Stated exercise
Repeat the listing exactly as given, omitting every image.

— START OF Provided entries —

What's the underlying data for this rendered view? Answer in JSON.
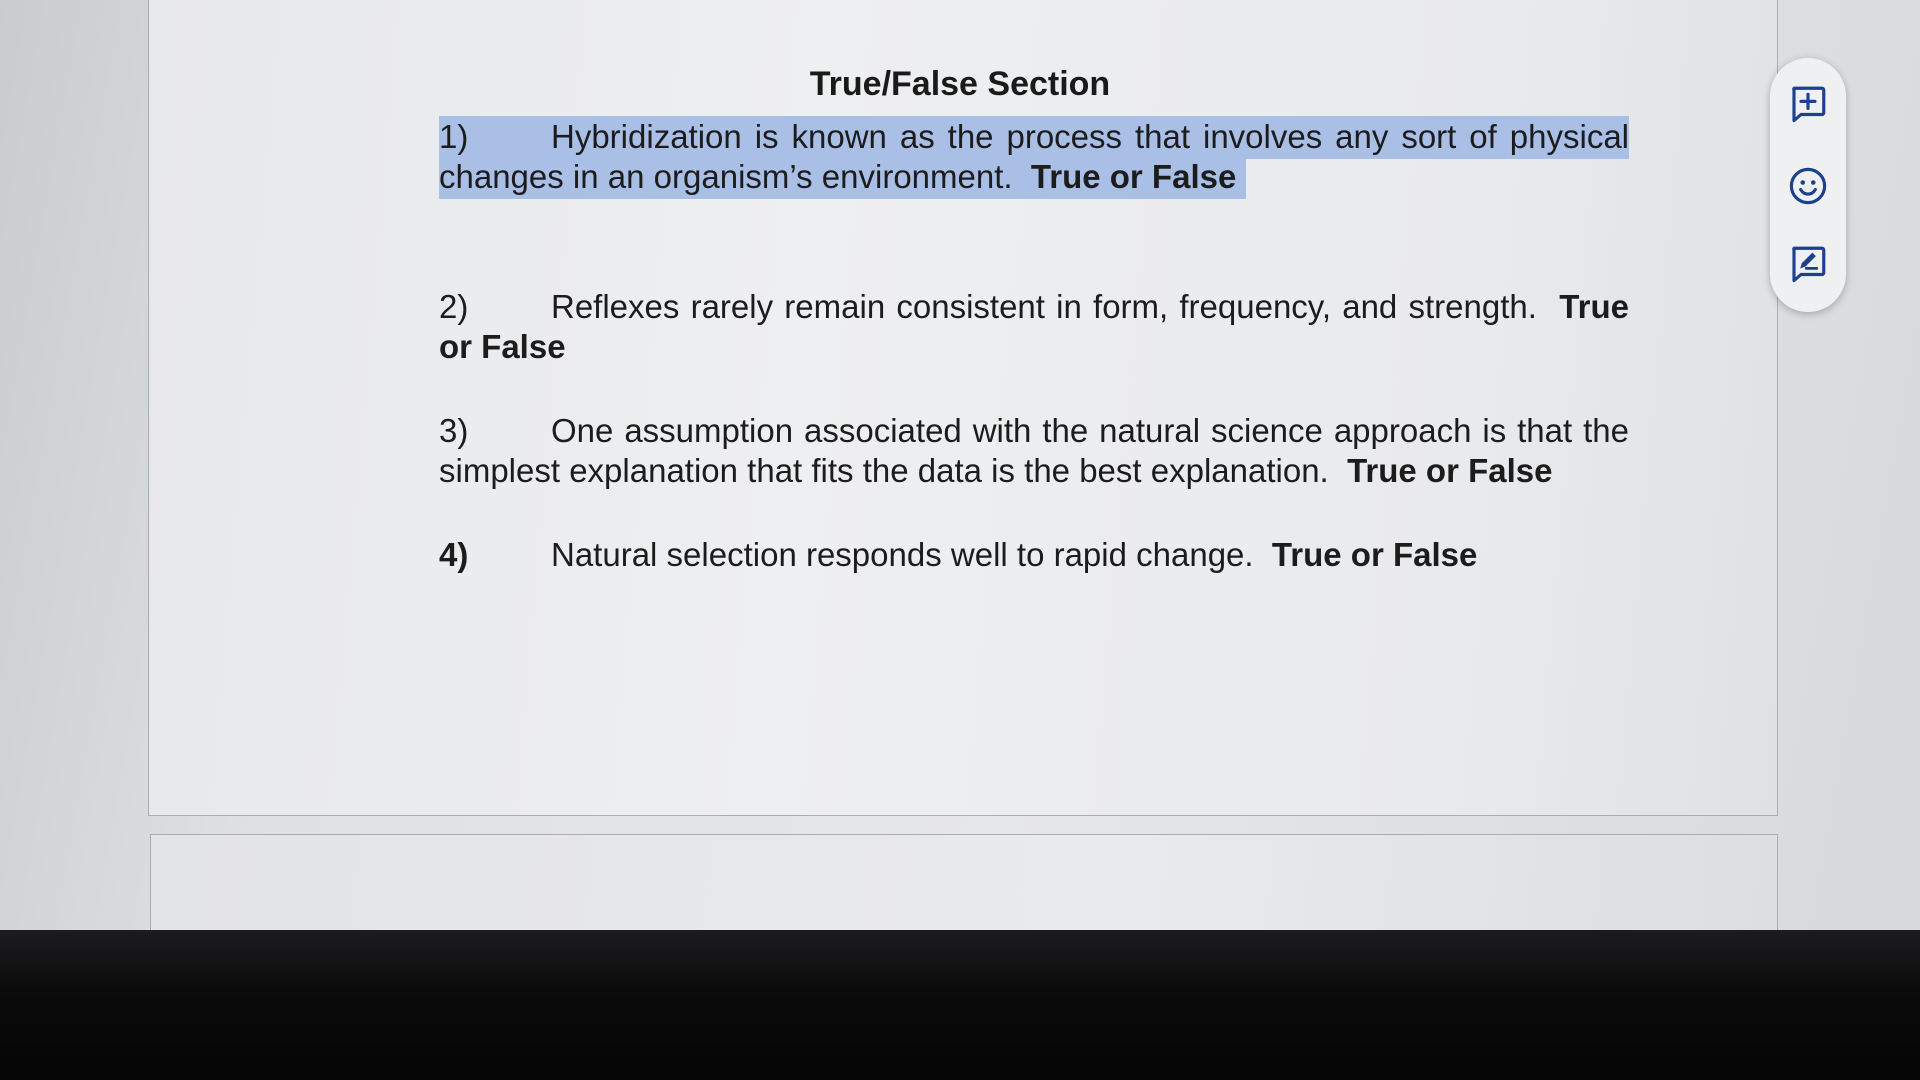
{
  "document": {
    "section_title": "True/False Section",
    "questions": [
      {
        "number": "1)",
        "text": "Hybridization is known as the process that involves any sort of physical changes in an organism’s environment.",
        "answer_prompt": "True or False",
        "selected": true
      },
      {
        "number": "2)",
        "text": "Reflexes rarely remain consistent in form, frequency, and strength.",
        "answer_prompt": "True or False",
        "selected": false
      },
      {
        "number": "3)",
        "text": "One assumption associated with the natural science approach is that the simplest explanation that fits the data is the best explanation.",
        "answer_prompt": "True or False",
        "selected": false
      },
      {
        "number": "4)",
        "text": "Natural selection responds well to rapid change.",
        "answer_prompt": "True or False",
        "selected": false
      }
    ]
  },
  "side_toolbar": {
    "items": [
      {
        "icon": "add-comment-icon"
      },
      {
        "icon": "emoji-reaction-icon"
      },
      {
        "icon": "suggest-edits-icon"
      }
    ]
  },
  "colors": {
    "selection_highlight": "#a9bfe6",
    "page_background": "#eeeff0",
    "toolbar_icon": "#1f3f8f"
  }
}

— END OF Provided entries —

Reply
What's the underlying data for this rendered view? Answer in JSON.
{
  "document": {
    "section_title": "True/False Section",
    "questions": [
      {
        "number": "1)",
        "text": "Hybridization is known as the process that involves any sort of physical changes in an organism’s environment.",
        "answer_prompt": "True or False",
        "selected": true
      },
      {
        "number": "2)",
        "text": "Reflexes rarely remain consistent in form, frequency, and strength.",
        "answer_prompt": "True or False",
        "selected": false
      },
      {
        "number": "3)",
        "text": "One assumption associated with the natural science approach is that the simplest explanation that fits the data is the best explanation.",
        "answer_prompt": "True or False",
        "selected": false
      },
      {
        "number": "4)",
        "text": "Natural selection responds well to rapid change.",
        "answer_prompt": "True or False",
        "selected": false
      }
    ]
  },
  "side_toolbar": {
    "items": [
      {
        "icon": "add-comment-icon"
      },
      {
        "icon": "emoji-reaction-icon"
      },
      {
        "icon": "suggest-edits-icon"
      }
    ]
  },
  "colors": {
    "selection_highlight": "#a9bfe6",
    "page_background": "#eeeff0",
    "toolbar_icon": "#1f3f8f"
  }
}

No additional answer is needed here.